DIRECTIVE: Each line of the material must be repeated precisely, with the pictures left out.

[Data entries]
[Begin]

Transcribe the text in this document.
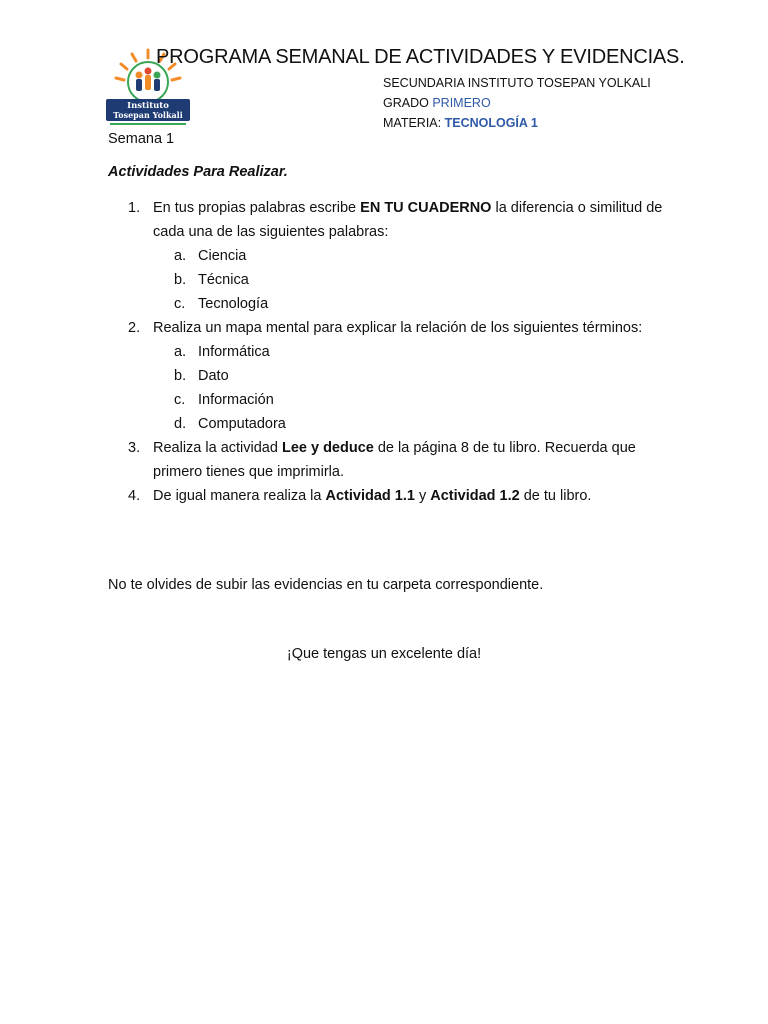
Instituto
Tosepan Yolkali
PROGRAMA SEMANAL DE ACTIVIDADES Y EVIDENCIAS.
SECUNDARIA INSTITUTO TOSEPAN YOLKALI
GRADO PRIMERO
MATERIA: TECNOLOGÍA 1
Semana 1
Actividades Para Realizar.
1. En tus propias palabras escribe EN TU CUADERNO la diferencia o similitud de cada una de las siguientes palabras:
a. Ciencia
b. Técnica
c. Tecnología
2. Realiza un mapa mental para explicar la relación de los siguientes términos:
a. Informática
b. Dato
c. Información
d. Computadora
3. Realiza la actividad Lee y deduce de la página 8 de tu libro. Recuerda que primero tienes que imprimirla.
4. De igual manera realiza la Actividad 1.1 y Actividad 1.2 de tu libro.
No te olvides de subir las evidencias en tu carpeta correspondiente.
¡Que tengas un excelente día!
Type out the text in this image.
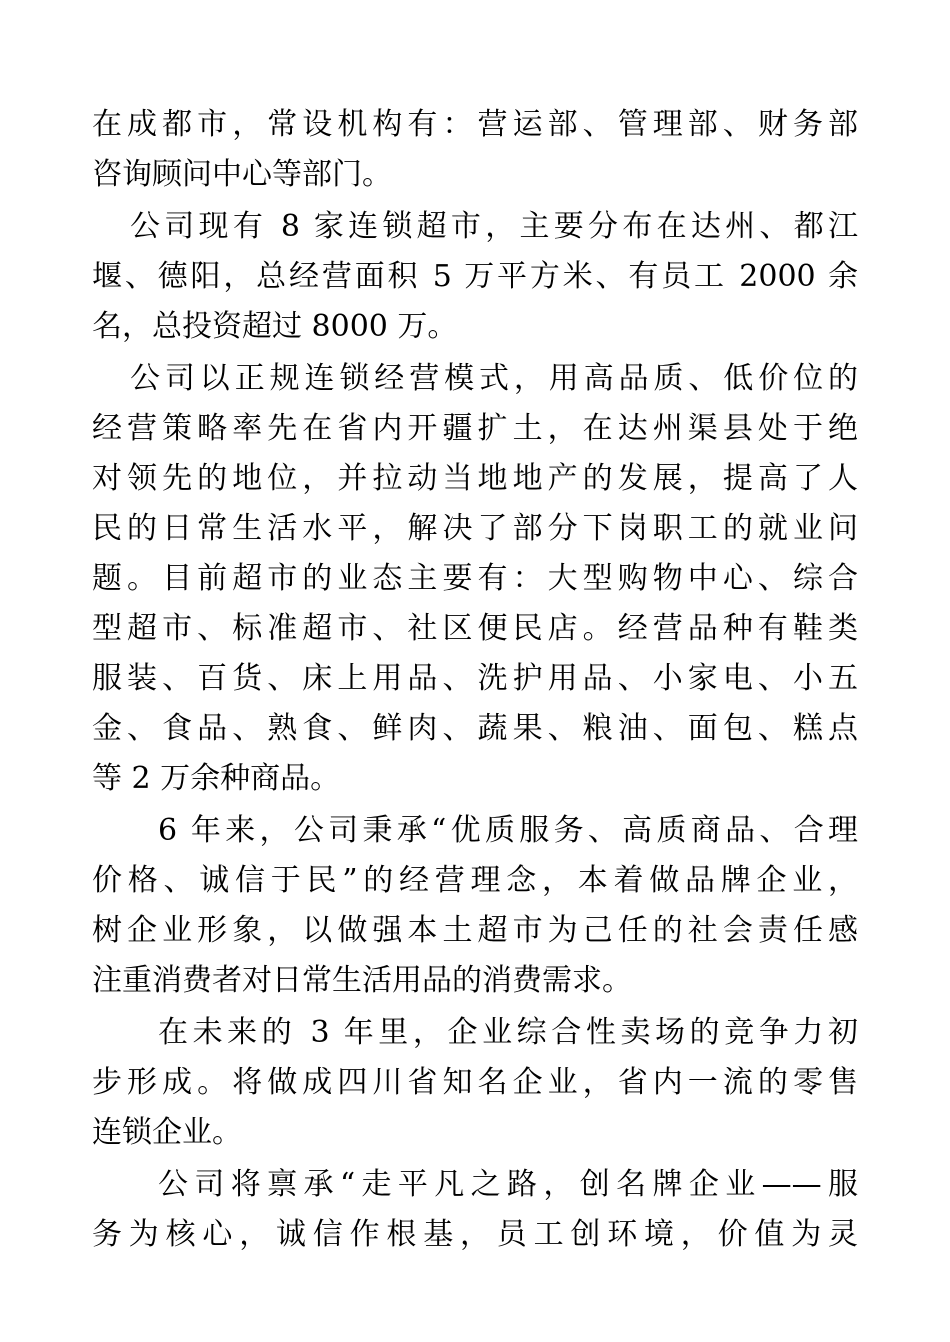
在成都市，常设机构有：营运部、管理部、财务部
咨询顾问中心等部门。
公司现有 8 家连锁超市，主要分布在达州、都江
堰、德阳，总经营面积 5 万平方米、有员工 2000 余
名，总投资超过 8000 万。
公司以正规连锁经营模式，用高品质、低价位的
经营策略率先在省内开疆扩土，在达州渠县处于绝
对领先的地位，并拉动当地地产的发展，提高了人
民的日常生活水平，解决了部分下岗职工的就业问
题。目前超市的业态主要有：大型购物中心、综合
型超市、标准超市、社区便民店。经营品种有鞋类
服装、百货、床上用品、洗护用品、小家电、小五
金、食品、熟食、鲜肉、蔬果、粮油、面包、糕点
等 2 万余种商品。
6 年来，公司秉承“优质服务、高质商品、合理
价格、诚信于民”的经营理念，本着做品牌企业，
树企业形象，以做强本土超市为己任的社会责任感
注重消费者对日常生活用品的消费需求。
在未来的 3 年里，企业综合性卖场的竞争力初
步形成。将做成四川省知名企业，省内一流的零售
连锁企业。
公司将禀承“走平凡之路，创名牌企业——服
务为核心，诚信作根基，员工创环境，价值为灵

[End]

RESPONSE TO THE EXERCISE:
Transcribe the text in this document.
Instituto
Tosepan Yolkali
PROGRAMA SEMANAL DE ACTIVIDADES Y EVIDENCIAS.
SECUNDARIA INSTITUTO TOSEPAN YOLKALI
GRADO PRIMERO
MATERIA: TECNOLOGÍA 1
Semana 1
Actividades Para Realizar.
1. En tus propias palabras escribe EN TU CUADERNO la diferencia o similitud de cada una de las siguientes palabras:
a. Ciencia
b. Técnica
c. Tecnología
2. Realiza un mapa mental para explicar la relación de los siguientes términos:
a. Informática
b. Dato
c. Información
d. Computadora
3. Realiza la actividad Lee y deduce de la página 8 de tu libro. Recuerda que primero tienes que imprimirla.
4. De igual manera realiza la Actividad 1.1 y Actividad 1.2 de tu libro.
No te olvides de subir las evidencias en tu carpeta correspondiente.
¡Que tengas un excelente día!
Type out the text in this image.
在成都市，常设机构有：营运部、管理部、财务部
咨询顾问中心等部门。
公司现有 8 家连锁超市，主要分布在达州、都江
堰、德阳，总经营面积 5 万平方米、有员工 2000 余
名，总投资超过 8000 万。
公司以正规连锁经营模式，用高品质、低价位的
经营策略率先在省内开疆扩土，在达州渠县处于绝
对领先的地位，并拉动当地地产的发展，提高了人
民的日常生活水平，解决了部分下岗职工的就业问
题。目前超市的业态主要有：大型购物中心、综合
型超市、标准超市、社区便民店。经营品种有鞋类
服装、百货、床上用品、洗护用品、小家电、小五
金、食品、熟食、鲜肉、蔬果、粮油、面包、糕点
等 2 万余种商品。
6 年来，公司秉承“优质服务、高质商品、合理
价格、诚信于民”的经营理念，本着做品牌企业，
树企业形象，以做强本土超市为己任的社会责任感
注重消费者对日常生活用品的消费需求。
在未来的 3 年里，企业综合性卖场的竞争力初
步形成。将做成四川省知名企业，省内一流的零售
连锁企业。
公司将禀承“走平凡之路，创名牌企业——服
务为核心，诚信作根基，员工创环境，价值为灵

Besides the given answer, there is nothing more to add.